(Direction): Output all of the records exactly as written.

(Items):
○ ○ ○

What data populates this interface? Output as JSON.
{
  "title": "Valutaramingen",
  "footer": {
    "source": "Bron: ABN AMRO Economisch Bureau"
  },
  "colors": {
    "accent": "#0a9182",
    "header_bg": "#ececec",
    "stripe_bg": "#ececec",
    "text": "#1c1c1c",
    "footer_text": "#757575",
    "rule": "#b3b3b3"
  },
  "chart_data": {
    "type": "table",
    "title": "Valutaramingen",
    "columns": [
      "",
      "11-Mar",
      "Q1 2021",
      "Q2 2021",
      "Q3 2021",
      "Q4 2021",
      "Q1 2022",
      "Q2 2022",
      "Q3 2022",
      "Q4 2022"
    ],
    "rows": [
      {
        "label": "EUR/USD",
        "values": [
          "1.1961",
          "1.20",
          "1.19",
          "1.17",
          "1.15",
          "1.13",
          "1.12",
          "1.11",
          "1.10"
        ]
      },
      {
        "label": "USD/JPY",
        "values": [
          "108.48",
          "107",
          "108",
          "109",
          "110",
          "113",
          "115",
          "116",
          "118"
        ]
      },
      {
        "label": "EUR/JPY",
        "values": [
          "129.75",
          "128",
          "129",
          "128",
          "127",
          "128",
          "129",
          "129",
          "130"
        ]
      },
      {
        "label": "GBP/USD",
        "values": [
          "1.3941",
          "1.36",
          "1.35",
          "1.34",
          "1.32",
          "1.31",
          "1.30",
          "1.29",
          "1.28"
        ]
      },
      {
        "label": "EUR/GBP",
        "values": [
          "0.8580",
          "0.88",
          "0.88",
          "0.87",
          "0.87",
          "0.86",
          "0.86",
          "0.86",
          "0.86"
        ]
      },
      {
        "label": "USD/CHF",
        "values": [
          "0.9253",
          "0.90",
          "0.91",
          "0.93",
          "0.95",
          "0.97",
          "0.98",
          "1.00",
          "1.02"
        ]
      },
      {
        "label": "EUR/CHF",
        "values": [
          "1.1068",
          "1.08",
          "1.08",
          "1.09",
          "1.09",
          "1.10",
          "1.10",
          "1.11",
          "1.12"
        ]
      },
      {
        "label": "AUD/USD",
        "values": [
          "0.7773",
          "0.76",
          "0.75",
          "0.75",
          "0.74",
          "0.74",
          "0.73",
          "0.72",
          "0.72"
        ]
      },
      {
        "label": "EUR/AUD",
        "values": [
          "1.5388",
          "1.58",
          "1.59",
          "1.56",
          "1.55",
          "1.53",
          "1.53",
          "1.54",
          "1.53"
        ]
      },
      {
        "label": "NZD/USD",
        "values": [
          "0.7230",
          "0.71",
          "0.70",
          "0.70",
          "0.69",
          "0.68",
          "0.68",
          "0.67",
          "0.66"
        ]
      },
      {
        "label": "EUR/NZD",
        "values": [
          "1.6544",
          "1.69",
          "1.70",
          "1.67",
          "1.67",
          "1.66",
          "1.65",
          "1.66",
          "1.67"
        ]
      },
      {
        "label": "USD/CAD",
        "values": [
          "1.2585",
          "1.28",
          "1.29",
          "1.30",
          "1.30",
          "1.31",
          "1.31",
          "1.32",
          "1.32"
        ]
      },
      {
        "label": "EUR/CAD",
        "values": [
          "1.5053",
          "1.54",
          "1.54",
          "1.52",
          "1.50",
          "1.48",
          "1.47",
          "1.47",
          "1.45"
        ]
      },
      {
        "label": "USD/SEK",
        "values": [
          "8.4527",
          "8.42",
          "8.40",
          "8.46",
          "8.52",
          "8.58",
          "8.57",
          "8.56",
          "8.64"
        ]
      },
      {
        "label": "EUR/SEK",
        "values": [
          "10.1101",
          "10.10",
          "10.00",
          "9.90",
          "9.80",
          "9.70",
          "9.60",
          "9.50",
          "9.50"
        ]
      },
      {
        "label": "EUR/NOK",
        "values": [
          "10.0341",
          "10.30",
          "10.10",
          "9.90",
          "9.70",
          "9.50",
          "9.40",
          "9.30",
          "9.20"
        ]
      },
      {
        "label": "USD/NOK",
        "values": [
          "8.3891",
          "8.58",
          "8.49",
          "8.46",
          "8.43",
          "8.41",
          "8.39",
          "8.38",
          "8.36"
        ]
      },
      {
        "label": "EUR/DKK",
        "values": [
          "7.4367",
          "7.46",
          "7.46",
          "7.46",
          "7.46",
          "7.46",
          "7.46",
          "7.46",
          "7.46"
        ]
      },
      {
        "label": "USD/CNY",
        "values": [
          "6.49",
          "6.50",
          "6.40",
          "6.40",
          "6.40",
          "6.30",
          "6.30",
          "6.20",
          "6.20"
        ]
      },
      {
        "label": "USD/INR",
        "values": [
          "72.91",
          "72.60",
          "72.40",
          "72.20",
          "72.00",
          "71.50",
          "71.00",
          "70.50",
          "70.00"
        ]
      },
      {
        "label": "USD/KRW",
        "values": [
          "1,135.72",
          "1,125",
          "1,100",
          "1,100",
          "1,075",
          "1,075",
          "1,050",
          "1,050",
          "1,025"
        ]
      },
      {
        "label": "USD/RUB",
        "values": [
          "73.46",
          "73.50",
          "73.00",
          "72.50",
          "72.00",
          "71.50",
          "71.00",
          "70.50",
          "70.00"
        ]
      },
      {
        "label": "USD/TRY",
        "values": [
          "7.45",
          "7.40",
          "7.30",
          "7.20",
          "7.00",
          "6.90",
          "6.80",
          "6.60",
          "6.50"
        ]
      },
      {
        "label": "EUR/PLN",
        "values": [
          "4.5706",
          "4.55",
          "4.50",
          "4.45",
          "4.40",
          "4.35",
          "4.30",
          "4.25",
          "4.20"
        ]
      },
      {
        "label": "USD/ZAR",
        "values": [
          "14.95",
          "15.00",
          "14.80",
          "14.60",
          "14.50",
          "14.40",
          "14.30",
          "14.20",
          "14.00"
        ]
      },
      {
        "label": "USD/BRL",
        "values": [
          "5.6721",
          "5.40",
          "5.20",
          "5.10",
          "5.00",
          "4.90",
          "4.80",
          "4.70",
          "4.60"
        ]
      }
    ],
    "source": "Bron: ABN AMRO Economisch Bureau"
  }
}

○ ○ ○

(Solution for this task):
What data populates this interface? Output as JSON.
{
  "title": "Valutaramingen",
  "footer": {
    "source": "Bron: ABN AMRO Economisch Bureau"
  },
  "colors": {
    "accent": "#0a9182",
    "header_bg": "#ececec",
    "stripe_bg": "#ececec",
    "text": "#1c1c1c",
    "footer_text": "#757575",
    "rule": "#b3b3b3"
  },
  "chart_data": {
    "type": "table",
    "title": "Valutaramingen",
    "columns": [
      "",
      "11-Mar",
      "Q1 2021",
      "Q2 2021",
      "Q3 2021",
      "Q4 2021",
      "Q1 2022",
      "Q2 2022",
      "Q3 2022",
      "Q4 2022"
    ],
    "rows": [
      {
        "label": "EUR/USD",
        "values": [
          "1.1961",
          "1.20",
          "1.19",
          "1.17",
          "1.15",
          "1.13",
          "1.12",
          "1.11",
          "1.10"
        ]
      },
      {
        "label": "USD/JPY",
        "values": [
          "108.48",
          "107",
          "108",
          "109",
          "110",
          "113",
          "115",
          "116",
          "118"
        ]
      },
      {
        "label": "EUR/JPY",
        "values": [
          "129.75",
          "128",
          "129",
          "128",
          "127",
          "128",
          "129",
          "129",
          "130"
        ]
      },
      {
        "label": "GBP/USD",
        "values": [
          "1.3941",
          "1.36",
          "1.35",
          "1.34",
          "1.32",
          "1.31",
          "1.30",
          "1.29",
          "1.28"
        ]
      },
      {
        "label": "EUR/GBP",
        "values": [
          "0.8580",
          "0.88",
          "0.88",
          "0.87",
          "0.87",
          "0.86",
          "0.86",
          "0.86",
          "0.86"
        ]
      },
      {
        "label": "USD/CHF",
        "values": [
          "0.9253",
          "0.90",
          "0.91",
          "0.93",
          "0.95",
          "0.97",
          "0.98",
          "1.00",
          "1.02"
        ]
      },
      {
        "label": "EUR/CHF",
        "values": [
          "1.1068",
          "1.08",
          "1.08",
          "1.09",
          "1.09",
          "1.10",
          "1.10",
          "1.11",
          "1.12"
        ]
      },
      {
        "label": "AUD/USD",
        "values": [
          "0.7773",
          "0.76",
          "0.75",
          "0.75",
          "0.74",
          "0.74",
          "0.73",
          "0.72",
          "0.72"
        ]
      },
      {
        "label": "EUR/AUD",
        "values": [
          "1.5388",
          "1.58",
          "1.59",
          "1.56",
          "1.55",
          "1.53",
          "1.53",
          "1.54",
          "1.53"
        ]
      },
      {
        "label": "NZD/USD",
        "values": [
          "0.7230",
          "0.71",
          "0.70",
          "0.70",
          "0.69",
          "0.68",
          "0.68",
          "0.67",
          "0.66"
        ]
      },
      {
        "label": "EUR/NZD",
        "values": [
          "1.6544",
          "1.69",
          "1.70",
          "1.67",
          "1.67",
          "1.66",
          "1.65",
          "1.66",
          "1.67"
        ]
      },
      {
        "label": "USD/CAD",
        "values": [
          "1.2585",
          "1.28",
          "1.29",
          "1.30",
          "1.30",
          "1.31",
          "1.31",
          "1.32",
          "1.32"
        ]
      },
      {
        "label": "EUR/CAD",
        "values": [
          "1.5053",
          "1.54",
          "1.54",
          "1.52",
          "1.50",
          "1.48",
          "1.47",
          "1.47",
          "1.45"
        ]
      },
      {
        "label": "USD/SEK",
        "values": [
          "8.4527",
          "8.42",
          "8.40",
          "8.46",
          "8.52",
          "8.58",
          "8.57",
          "8.56",
          "8.64"
        ]
      },
      {
        "label": "EUR/SEK",
        "values": [
          "10.1101",
          "10.10",
          "10.00",
          "9.90",
          "9.80",
          "9.70",
          "9.60",
          "9.50",
          "9.50"
        ]
      },
      {
        "label": "EUR/NOK",
        "values": [
          "10.0341",
          "10.30",
          "10.10",
          "9.90",
          "9.70",
          "9.50",
          "9.40",
          "9.30",
          "9.20"
        ]
      },
      {
        "label": "USD/NOK",
        "values": [
          "8.3891",
          "8.58",
          "8.49",
          "8.46",
          "8.43",
          "8.41",
          "8.39",
          "8.38",
          "8.36"
        ]
      },
      {
        "label": "EUR/DKK",
        "values": [
          "7.4367",
          "7.46",
          "7.46",
          "7.46",
          "7.46",
          "7.46",
          "7.46",
          "7.46",
          "7.46"
        ]
      },
      {
        "label": "USD/CNY",
        "values": [
          "6.49",
          "6.50",
          "6.40",
          "6.40",
          "6.40",
          "6.30",
          "6.30",
          "6.20",
          "6.20"
        ]
      },
      {
        "label": "USD/INR",
        "values": [
          "72.91",
          "72.60",
          "72.40",
          "72.20",
          "72.00",
          "71.50",
          "71.00",
          "70.50",
          "70.00"
        ]
      },
      {
        "label": "USD/KRW",
        "values": [
          "1,135.72",
          "1,125",
          "1,100",
          "1,100",
          "1,075",
          "1,075",
          "1,050",
          "1,050",
          "1,025"
        ]
      },
      {
        "label": "USD/RUB",
        "values": [
          "73.46",
          "73.50",
          "73.00",
          "72.50",
          "72.00",
          "71.50",
          "71.00",
          "70.50",
          "70.00"
        ]
      },
      {
        "label": "USD/TRY",
        "values": [
          "7.45",
          "7.40",
          "7.30",
          "7.20",
          "7.00",
          "6.90",
          "6.80",
          "6.60",
          "6.50"
        ]
      },
      {
        "label": "EUR/PLN",
        "values": [
          "4.5706",
          "4.55",
          "4.50",
          "4.45",
          "4.40",
          "4.35",
          "4.30",
          "4.25",
          "4.20"
        ]
      },
      {
        "label": "USD/ZAR",
        "values": [
          "14.95",
          "15.00",
          "14.80",
          "14.60",
          "14.50",
          "14.40",
          "14.30",
          "14.20",
          "14.00"
        ]
      },
      {
        "label": "USD/BRL",
        "values": [
          "5.6721",
          "5.40",
          "5.20",
          "5.10",
          "5.00",
          "4.90",
          "4.80",
          "4.70",
          "4.60"
        ]
      }
    ],
    "source": "Bron: ABN AMRO Economisch Bureau"
  }
}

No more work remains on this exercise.